[Figure content listings]
....................

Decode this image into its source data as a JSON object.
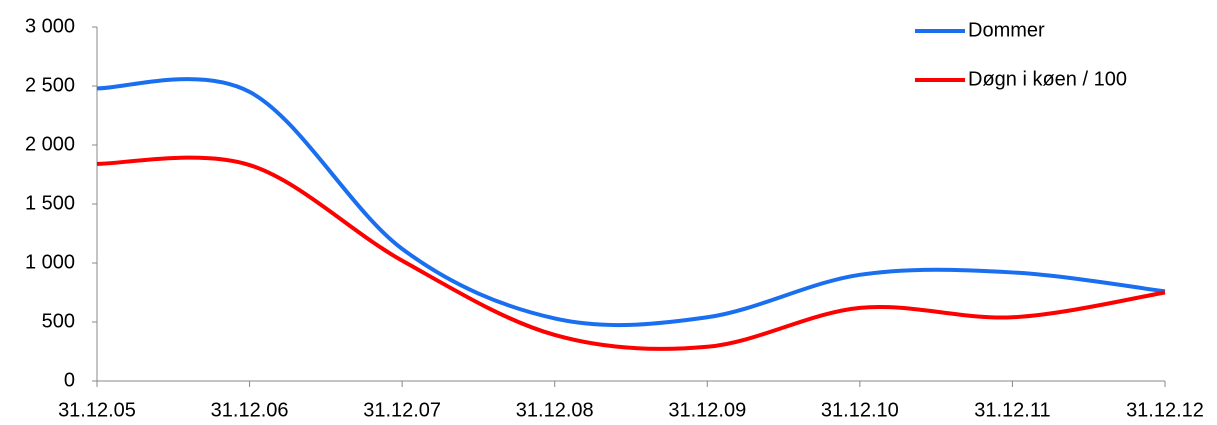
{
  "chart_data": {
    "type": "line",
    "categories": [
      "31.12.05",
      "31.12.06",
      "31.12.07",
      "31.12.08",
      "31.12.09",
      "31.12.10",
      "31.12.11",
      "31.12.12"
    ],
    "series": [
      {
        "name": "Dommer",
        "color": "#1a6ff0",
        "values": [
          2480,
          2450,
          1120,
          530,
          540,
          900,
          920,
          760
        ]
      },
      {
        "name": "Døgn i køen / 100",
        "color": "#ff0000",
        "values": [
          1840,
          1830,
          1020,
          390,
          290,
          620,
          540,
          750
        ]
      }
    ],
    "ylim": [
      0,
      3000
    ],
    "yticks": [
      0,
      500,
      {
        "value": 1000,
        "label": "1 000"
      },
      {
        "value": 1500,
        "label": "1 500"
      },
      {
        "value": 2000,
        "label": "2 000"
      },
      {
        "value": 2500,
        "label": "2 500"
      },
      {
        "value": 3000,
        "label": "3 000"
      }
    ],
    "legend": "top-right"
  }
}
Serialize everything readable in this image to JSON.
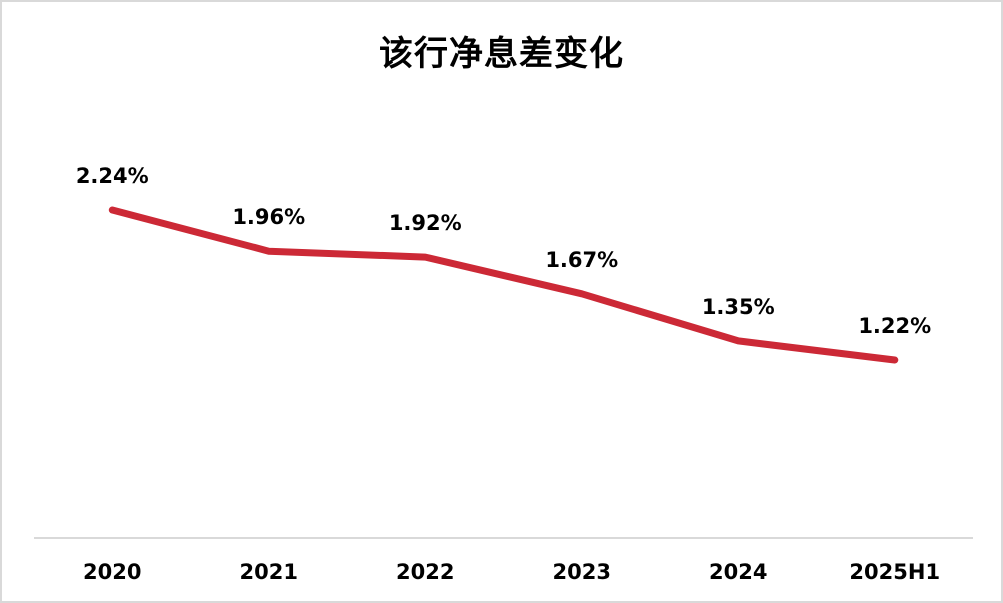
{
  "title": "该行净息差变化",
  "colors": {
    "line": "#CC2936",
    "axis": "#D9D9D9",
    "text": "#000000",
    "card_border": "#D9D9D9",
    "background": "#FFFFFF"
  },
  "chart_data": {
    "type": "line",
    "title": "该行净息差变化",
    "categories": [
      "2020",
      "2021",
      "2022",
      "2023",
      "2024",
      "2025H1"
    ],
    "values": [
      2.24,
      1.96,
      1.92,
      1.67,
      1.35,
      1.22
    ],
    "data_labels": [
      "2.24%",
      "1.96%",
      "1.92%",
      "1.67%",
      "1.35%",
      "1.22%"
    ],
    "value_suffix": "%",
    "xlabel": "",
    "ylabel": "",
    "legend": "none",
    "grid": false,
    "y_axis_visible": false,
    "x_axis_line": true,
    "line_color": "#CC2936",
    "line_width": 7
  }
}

....................

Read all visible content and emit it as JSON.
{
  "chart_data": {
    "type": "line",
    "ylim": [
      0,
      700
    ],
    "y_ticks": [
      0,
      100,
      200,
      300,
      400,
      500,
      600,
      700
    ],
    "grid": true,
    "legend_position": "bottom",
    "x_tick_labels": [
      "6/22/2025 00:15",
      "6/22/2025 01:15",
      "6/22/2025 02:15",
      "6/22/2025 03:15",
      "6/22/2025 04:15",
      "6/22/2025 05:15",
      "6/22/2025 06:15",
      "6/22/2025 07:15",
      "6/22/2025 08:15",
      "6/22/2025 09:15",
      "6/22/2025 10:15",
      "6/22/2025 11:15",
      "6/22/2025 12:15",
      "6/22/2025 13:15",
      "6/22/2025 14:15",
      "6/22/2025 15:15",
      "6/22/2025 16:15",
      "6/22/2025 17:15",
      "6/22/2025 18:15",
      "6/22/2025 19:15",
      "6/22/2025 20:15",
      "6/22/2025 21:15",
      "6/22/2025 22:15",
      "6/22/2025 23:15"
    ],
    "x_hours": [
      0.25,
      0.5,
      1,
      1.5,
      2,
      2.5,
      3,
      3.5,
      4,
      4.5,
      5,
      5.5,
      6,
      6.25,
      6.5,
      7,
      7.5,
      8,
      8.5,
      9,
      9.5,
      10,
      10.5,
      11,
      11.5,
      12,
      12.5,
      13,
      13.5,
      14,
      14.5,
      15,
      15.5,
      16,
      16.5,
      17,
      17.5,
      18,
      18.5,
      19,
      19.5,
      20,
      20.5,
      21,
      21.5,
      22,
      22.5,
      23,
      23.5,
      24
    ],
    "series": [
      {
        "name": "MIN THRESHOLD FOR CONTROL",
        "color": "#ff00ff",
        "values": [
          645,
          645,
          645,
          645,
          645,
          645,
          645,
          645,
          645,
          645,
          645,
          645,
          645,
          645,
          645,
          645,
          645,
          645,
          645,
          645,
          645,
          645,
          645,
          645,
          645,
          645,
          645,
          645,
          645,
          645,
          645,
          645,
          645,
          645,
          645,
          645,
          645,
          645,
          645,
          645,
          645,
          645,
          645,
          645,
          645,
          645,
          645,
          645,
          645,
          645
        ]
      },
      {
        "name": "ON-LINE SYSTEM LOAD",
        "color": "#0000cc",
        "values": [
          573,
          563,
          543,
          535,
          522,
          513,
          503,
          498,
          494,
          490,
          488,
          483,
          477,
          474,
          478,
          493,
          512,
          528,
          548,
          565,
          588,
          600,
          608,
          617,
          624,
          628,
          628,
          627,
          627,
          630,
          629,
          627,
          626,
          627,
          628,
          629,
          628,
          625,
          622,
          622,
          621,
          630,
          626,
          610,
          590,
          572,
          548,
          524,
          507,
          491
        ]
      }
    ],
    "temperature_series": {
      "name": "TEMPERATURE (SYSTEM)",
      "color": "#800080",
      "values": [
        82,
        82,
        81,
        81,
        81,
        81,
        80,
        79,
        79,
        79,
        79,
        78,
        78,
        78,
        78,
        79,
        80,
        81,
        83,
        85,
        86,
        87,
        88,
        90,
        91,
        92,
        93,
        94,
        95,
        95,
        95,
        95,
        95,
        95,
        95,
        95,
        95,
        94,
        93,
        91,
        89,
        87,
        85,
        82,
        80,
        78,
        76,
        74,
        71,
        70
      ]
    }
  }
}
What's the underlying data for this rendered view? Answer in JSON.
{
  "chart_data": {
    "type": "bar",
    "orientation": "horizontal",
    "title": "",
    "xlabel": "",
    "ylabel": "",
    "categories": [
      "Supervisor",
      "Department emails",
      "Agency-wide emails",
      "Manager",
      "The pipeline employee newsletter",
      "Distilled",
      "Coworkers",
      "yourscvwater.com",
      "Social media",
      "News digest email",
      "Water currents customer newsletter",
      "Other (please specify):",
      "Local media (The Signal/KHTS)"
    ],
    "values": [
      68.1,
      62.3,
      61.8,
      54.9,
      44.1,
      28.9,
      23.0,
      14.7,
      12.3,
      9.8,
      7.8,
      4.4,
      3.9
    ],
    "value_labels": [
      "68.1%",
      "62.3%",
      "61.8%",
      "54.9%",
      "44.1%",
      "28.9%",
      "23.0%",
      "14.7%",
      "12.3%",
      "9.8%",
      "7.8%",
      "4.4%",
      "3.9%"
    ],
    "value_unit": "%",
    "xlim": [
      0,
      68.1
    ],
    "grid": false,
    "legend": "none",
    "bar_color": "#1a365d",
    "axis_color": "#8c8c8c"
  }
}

....................

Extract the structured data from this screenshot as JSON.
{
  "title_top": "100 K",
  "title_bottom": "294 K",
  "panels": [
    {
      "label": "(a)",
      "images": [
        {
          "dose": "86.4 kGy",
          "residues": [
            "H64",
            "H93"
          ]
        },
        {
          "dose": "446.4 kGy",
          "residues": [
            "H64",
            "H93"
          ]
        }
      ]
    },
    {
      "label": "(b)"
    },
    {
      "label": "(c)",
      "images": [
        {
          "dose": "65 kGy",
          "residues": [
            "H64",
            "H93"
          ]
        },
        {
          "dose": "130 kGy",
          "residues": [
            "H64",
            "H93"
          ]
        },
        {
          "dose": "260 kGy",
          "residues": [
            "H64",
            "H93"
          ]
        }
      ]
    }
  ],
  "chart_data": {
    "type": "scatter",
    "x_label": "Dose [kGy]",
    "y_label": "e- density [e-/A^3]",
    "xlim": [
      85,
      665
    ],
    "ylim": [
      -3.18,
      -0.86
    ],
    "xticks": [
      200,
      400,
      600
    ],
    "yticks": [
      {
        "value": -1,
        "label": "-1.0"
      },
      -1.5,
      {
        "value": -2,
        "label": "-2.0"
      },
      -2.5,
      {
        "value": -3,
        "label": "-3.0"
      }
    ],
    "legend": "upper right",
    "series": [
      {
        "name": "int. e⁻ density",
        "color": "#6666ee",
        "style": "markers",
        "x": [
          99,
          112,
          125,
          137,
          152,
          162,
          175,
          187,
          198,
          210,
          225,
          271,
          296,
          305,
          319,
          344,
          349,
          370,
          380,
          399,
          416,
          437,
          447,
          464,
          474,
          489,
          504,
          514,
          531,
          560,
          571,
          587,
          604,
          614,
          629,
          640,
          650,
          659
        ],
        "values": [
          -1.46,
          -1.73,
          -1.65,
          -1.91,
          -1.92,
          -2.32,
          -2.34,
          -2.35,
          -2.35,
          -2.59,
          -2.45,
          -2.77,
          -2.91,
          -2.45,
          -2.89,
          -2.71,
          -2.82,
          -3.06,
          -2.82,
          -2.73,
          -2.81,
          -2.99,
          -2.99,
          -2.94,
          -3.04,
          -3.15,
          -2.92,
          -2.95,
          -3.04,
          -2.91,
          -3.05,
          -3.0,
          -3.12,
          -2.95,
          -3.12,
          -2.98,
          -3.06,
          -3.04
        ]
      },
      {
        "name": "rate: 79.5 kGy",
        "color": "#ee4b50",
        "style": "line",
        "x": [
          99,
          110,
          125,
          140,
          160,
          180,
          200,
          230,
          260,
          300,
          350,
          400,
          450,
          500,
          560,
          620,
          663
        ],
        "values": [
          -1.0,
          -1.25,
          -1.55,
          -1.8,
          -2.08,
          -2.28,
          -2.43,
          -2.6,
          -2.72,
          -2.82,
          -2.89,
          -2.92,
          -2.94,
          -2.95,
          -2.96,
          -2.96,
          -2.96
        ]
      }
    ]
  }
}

....................

_Exercise task_. Look for "emails" and pull out every line that has it.

_Solution to the exercise_.
      "Department emails",
      "Agency-wide emails",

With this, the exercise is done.